REQUIRED TASK:
Copy all lines in which the word "Name" can be found.

Saved entries
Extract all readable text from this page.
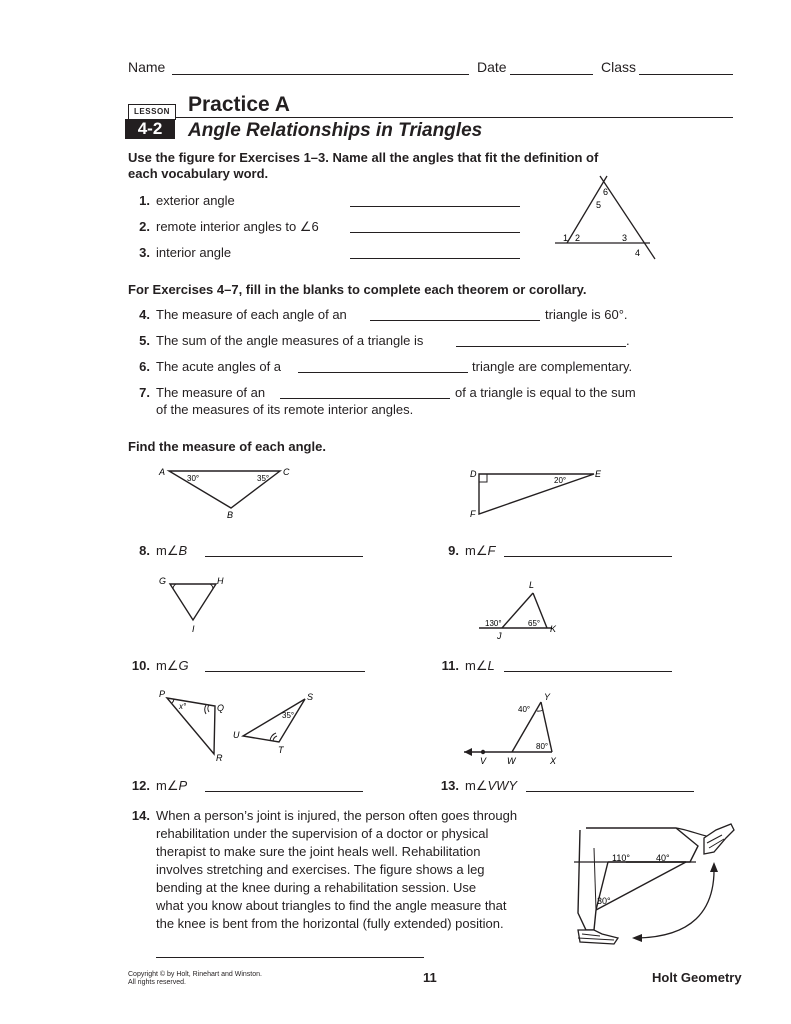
Name	Date	Class
LESSON
4-2
Practice A
Angle Relationships in Triangles
Use the figure for Exercises 1–3. Name all the angles that fit the definition of
each vocabulary word.
1. exterior angle
2. remote interior angles to ∠6
3. interior angle
1 2	3
4
5
6
For Exercises 4–7, fill in the blanks to complete each theorem or corollary.
4. The measure of each angle of an	triangle is 60°.
5. The sum of the angle measures of a triangle is	.
6. The acute angles of a	triangle are complementary.
7. The measure of an	of a triangle is equal to the sum
of the measures of its remote interior angles.
Find the measure of each angle.
A	C
B
30°	35°	D	E
F
20°
8. m∠B	9. m∠F
G	H
I
L
J
K
130°	65°
10. m∠G	11. m∠L
P
Q
R
S
T
U
x°
35°
Y
V W	X
40°
80°
12. m∠P	13. m∠VWY
14. When a person’s joint is injured, the person often goes through
rehabilitation under the supervision of a doctor or physical
therapist to make sure the joint heals well. Rehabilitation
involves stretching and exercises. The figure shows a leg
bending at the knee during a rehabilitation session. Use
what you know about triangles to find the angle measure that
the knee is bent from the horizontal (fully extended) position.
110°	40°
30°
Copyright © by Holt, Rinehart and Winston.
All rights reserved.	11	Holt Geometry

RESPONSE FOR THIS EXERCISE:
Name	Date	Class
Use the figure for Exercises 1–3. Name all the angles that fit the definition of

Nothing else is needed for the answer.